■ QUÉ HACER
Sustituye "x-tick-label" por "x-axis-label" en las líneas de los datos que empiezan en la que contiene "table-row: Market Cap/FCF" y terminan en la que contiene "row-value: 7.7%: [162, 302, 274, 320]", ambas incluidas. Copia solo esas líneas, sin ningún otro cambio.

■ DATOS DE TRABAJO
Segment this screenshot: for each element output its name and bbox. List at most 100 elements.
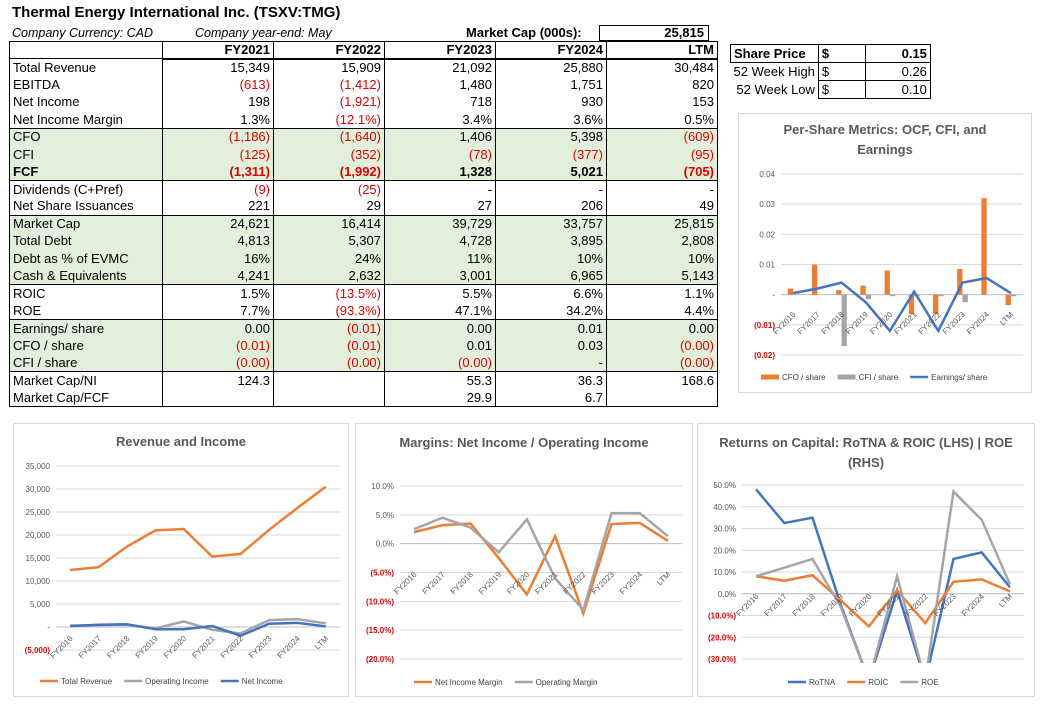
table-row: Market Cap/FCF 29.9 6.7: [9, 389, 718, 408]
table-row: Net Share Issuances 221 29 27 206 49: [9, 198, 718, 216]
row-value: (93.3%): [273, 302, 385, 320]
x-tick-label: FY2018: [791, 592, 818, 619]
row-value: 5.5%: [384, 284, 496, 303]
y-tick-label: 30,000: [26, 485, 51, 494]
row-value: 7.7%: [162, 302, 274, 320]
column-header: LTM: [606, 40, 718, 60]
y-tick-label: 0.0%: [376, 540, 394, 549]
table-row: Earnings/ share 0.00 (0.01) 0.00 0.01 0.00: [9, 319, 718, 338]
row-value: 24,621: [162, 214, 274, 233]
row-value: (25): [273, 180, 385, 199]
line-netincomemargin: [413, 521, 669, 618]
x-tick-label: FY2024: [960, 592, 987, 619]
per-share-chart-panel: Per-Share Metrics: OCF, CFI, and Earning…: [738, 113, 1032, 393]
share-price-label: Share Price: [730, 44, 819, 63]
bar-cfoshare: [811, 264, 818, 295]
company-year-end: Company year-end: May: [195, 26, 332, 40]
returns-chart-panel: Returns on Capital: RoTNA & ROIC (LHS) |…: [697, 423, 1035, 697]
row-value: (613): [162, 76, 274, 94]
row-value: 16,414: [273, 214, 385, 233]
row-value: 4.4%: [606, 302, 718, 320]
row-value: 4,728: [384, 232, 496, 251]
week-high-value: 0.26: [864, 62, 931, 81]
line-earningsshare: [792, 276, 1012, 334]
bar-cfoshare: [981, 198, 987, 295]
revenue-chart-panel: Revenue and Income 35,000 30,000 25,000 20,…: [13, 423, 349, 697]
table-row: CFO / share (0.01) (0.01) 0.01 0.03 (0.00): [9, 337, 718, 355]
company-currency: Company Currency: CAD: [12, 26, 154, 40]
x-tick-label: FY2017: [77, 634, 104, 661]
row-value: 820: [606, 76, 718, 94]
row-label: Market Cap/NI: [9, 371, 163, 390]
y-tick-label: (5.0%): [370, 569, 394, 578]
line-operatingmargin: [413, 511, 669, 613]
x-tick-label: FY2020: [868, 310, 895, 337]
table-header-row: FY2021 FY2022 FY2023 FY2024 LTM: [9, 40, 718, 60]
line-totalrevenue: [70, 485, 327, 572]
revenue-chart: 35,000 30,000 25,000 20,000 15,000 10,000 5,00…: [25, 462, 340, 686]
row-value: 36.3: [495, 371, 607, 390]
y-tick-label: 10,000: [26, 577, 51, 586]
legend-label: ROIC: [868, 678, 888, 687]
row-value: (125): [162, 145, 274, 164]
legend-label: Total Revenue: [61, 677, 113, 686]
line-roe: [755, 488, 1012, 663]
row-label: CFI / share: [9, 354, 163, 372]
x-tick-label: FY2017: [763, 592, 790, 619]
week-low-currency: $: [817, 80, 866, 99]
bar-cfoshare: [1005, 294, 1011, 306]
table-row: Market Cap 24,621 16,414 39,729 33,757 25,815: [9, 214, 718, 233]
row-value: 16%: [162, 250, 274, 268]
line-roic: [755, 573, 1011, 629]
legend-label: Net Income: [242, 677, 283, 686]
legend-label: CFI / share: [859, 373, 899, 382]
row-value: 0.5%: [606, 111, 718, 129]
bar-cfoshare: [787, 288, 794, 295]
row-label: ROE: [9, 302, 163, 320]
legend-label: Net Income Margin: [435, 678, 503, 687]
bar-cfishare: [889, 294, 896, 297]
y-tick-label: 0.01: [759, 261, 775, 270]
row-value: 25,815: [606, 214, 718, 233]
row-value: 4,241: [162, 267, 274, 285]
row-value: 39,729: [384, 214, 496, 233]
x-tick-label: FY2024: [618, 570, 645, 597]
row-value: [273, 389, 385, 408]
x-tick-label: FY2016: [48, 634, 75, 661]
row-value: 5,021: [495, 163, 607, 181]
x-tick-label: FY2020: [847, 592, 874, 619]
table-row: Debt as % of EVMC 16% 24% 11% 10% 10%: [9, 250, 718, 268]
row-value: 5,143: [606, 267, 718, 285]
x-tick-label: FY2019: [844, 310, 871, 337]
market-cap-label: Market Cap (000s):: [466, 25, 582, 40]
row-label: Total Revenue: [9, 58, 163, 77]
row-value: 930: [495, 93, 607, 112]
row-label: CFO: [9, 127, 163, 146]
table-row: Total Revenue 15,349 15,909 21,092 25,880 30,…: [9, 58, 718, 77]
row-value: 1,751: [495, 76, 607, 94]
x-tick-label: FY2018: [449, 570, 476, 597]
x-tick-label: FY2023: [941, 310, 968, 337]
week-low-value: 0.10: [864, 80, 931, 99]
y-tick-label: (0.01): [754, 321, 775, 330]
y-tick-label: 15,000: [26, 554, 51, 563]
table-row: Dividends (C+Pref) (9) (25) - - -: [9, 180, 718, 199]
row-value: (1,921): [273, 93, 385, 112]
row-value: -: [606, 180, 718, 199]
row-value: 49: [606, 198, 718, 216]
row-value: 27: [384, 198, 496, 216]
y-tick-label: (10.0%): [366, 597, 394, 606]
bar-cfishare: [1010, 294, 1017, 297]
row-value: -: [495, 354, 607, 372]
y-tick-label: 20.0%: [713, 546, 736, 555]
row-value: (0.00): [273, 354, 385, 372]
table-row: EBITDA (613) (1,412) 1,480 1,751 820: [9, 76, 718, 94]
row-value: 10%: [606, 250, 718, 268]
x-tick-label: LTM: [997, 592, 1014, 609]
row-value: 168.6: [606, 371, 718, 390]
row-value: 1,328: [384, 163, 496, 181]
row-value: 3.4%: [384, 111, 496, 129]
line-rotna: [755, 488, 1011, 663]
row-label: Net Share Issuances: [9, 198, 163, 216]
row-label: Debt as % of EVMC: [9, 250, 163, 268]
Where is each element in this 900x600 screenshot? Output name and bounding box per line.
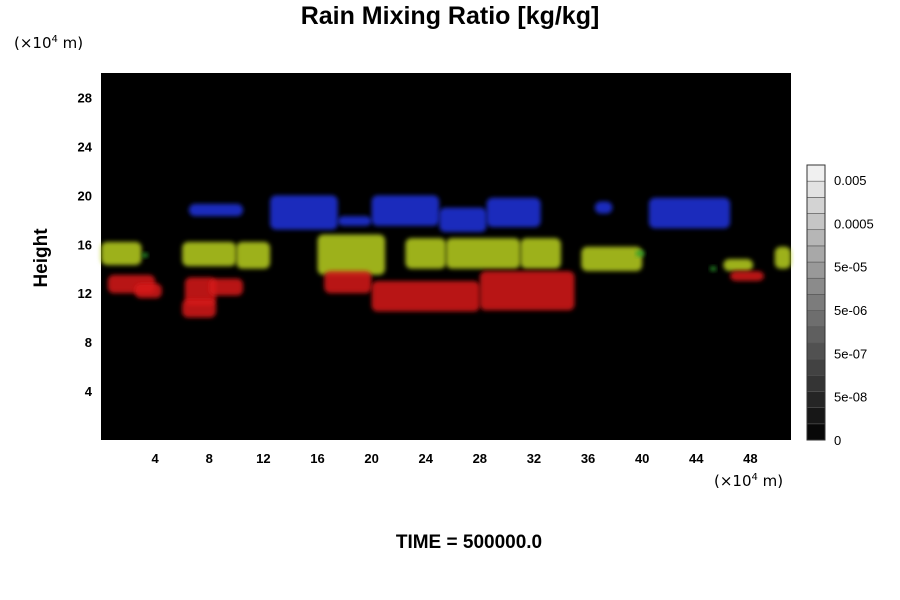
field-region-0-6 [594,201,613,214]
colorbar-frame [806,164,826,441]
colorbar-tick-label: 5e-07 [834,346,867,361]
field-region-2-8 [730,271,764,281]
field-region-1-5 [446,238,521,269]
y-unit-exponent: 4 [51,34,58,45]
field-region-2-1 [134,283,162,299]
x-tick-label: 24 [418,451,433,466]
field-region-1-8 [723,258,754,272]
colorbar-tick-label: 0.0005 [834,216,874,231]
y-tick-label: 16 [78,237,92,252]
x-tick-label: 8 [206,451,213,466]
colorbar-segment [806,310,826,328]
field-region-2-3 [182,299,216,318]
colorbar-tick-label: 5e-05 [834,260,867,275]
colorbar-segment [806,229,826,247]
x-unit-exponent: 4 [751,472,758,483]
field-region-0-3 [371,195,440,226]
y-tick-label: 4 [85,384,93,399]
field-region-1-0 [101,241,142,266]
x-axis-unit: (×104 m) [714,472,783,490]
field-region-0-5 [486,197,541,228]
y-unit-prefix: (×10 [14,34,52,52]
x-tick-label: 12 [256,451,270,466]
field-region-3-2 [709,266,717,272]
colorbar-segment [806,277,826,295]
colorbar-segment [806,180,826,198]
colorbar-tick-label: 5e-06 [834,303,867,318]
field-region-1-9 [774,246,791,269]
field-region-1-3 [317,234,386,275]
x-unit-prefix: (×10 [714,472,752,490]
field-region-0-7 [648,197,731,229]
x-tick-label: 44 [689,451,704,466]
colorbar-tick-label: 0 [834,433,841,448]
field-region-0-1 [270,195,338,230]
x-tick-label: 16 [310,451,324,466]
time-readout: TIME = 500000.0 [395,532,543,553]
x-tick-label: 28 [473,451,487,466]
field-region-2-7 [479,271,575,311]
field-region-2-2 [184,277,216,306]
field-region-1-2 [236,241,271,269]
y-tick-label: 8 [85,335,92,350]
y-tick-label: 12 [78,286,92,301]
x-tick-label: 48 [743,451,757,466]
colorbar-segment [806,342,826,360]
field-region-2-4 [209,278,244,296]
field-region-1-6 [520,238,561,269]
colorbar-segment [806,423,826,441]
x-tick-label: 20 [364,451,378,466]
colorbar-segment [806,407,826,425]
x-tick-label: 32 [527,451,541,466]
colorbar-segment [806,374,826,392]
colorbar-segment [806,197,826,214]
y-tick-label: 28 [78,90,92,105]
x-unit-suffix: m) [757,472,784,490]
field-region-1-1 [182,241,237,267]
field-region-3-0 [141,252,149,258]
y-unit-suffix: m) [57,34,84,52]
field-region-0-2 [337,216,372,226]
x-tick-label: 4 [152,451,160,466]
x-tick-label: 36 [581,451,595,466]
colorbar-tick-label: 5e-08 [834,390,867,405]
field-region-0-0 [188,203,244,217]
colorbar-segment [806,294,826,311]
colorbar-segment [806,261,826,279]
field-region-1-7 [581,246,643,272]
chart-title: Rain Mixing Ratio [kg/kg] [300,2,600,30]
field-region-2-5 [324,271,372,294]
colorbar-segment [806,245,826,263]
colorbar-segment [806,164,826,182]
colorbar-tick-label: 0.005 [834,173,867,188]
field-region-0-4 [439,207,487,233]
colorbar-segment [806,326,826,344]
y-axis-unit: (×104 m) [14,34,83,52]
x-tick-label: 40 [635,451,649,466]
field-region-1-4 [405,238,446,269]
y-tick-label: 20 [78,188,92,203]
y-tick-label: 24 [78,139,93,154]
field-region-3-1 [635,250,645,257]
colorbar-segment [806,213,826,231]
field-region-2-6 [371,280,480,312]
colorbar-segment [806,358,826,376]
colorbar-segment [806,391,826,408]
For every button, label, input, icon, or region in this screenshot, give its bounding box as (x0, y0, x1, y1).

■ SOLUCIÓN ABAJO
table-row: Market Cap/FCF 29.9 6.7: [9, 389, 718, 408]
table-row: Net Share Issuances 221 29 27 206 49: [9, 198, 718, 216]
row-value: (93.3%): [273, 302, 385, 320]
x-axis-label: FY2018: [791, 592, 818, 619]
row-value: 5.5%: [384, 284, 496, 303]
y-tick-label: 30,000: [26, 485, 51, 494]
row-value: 7.7%: [162, 302, 274, 320]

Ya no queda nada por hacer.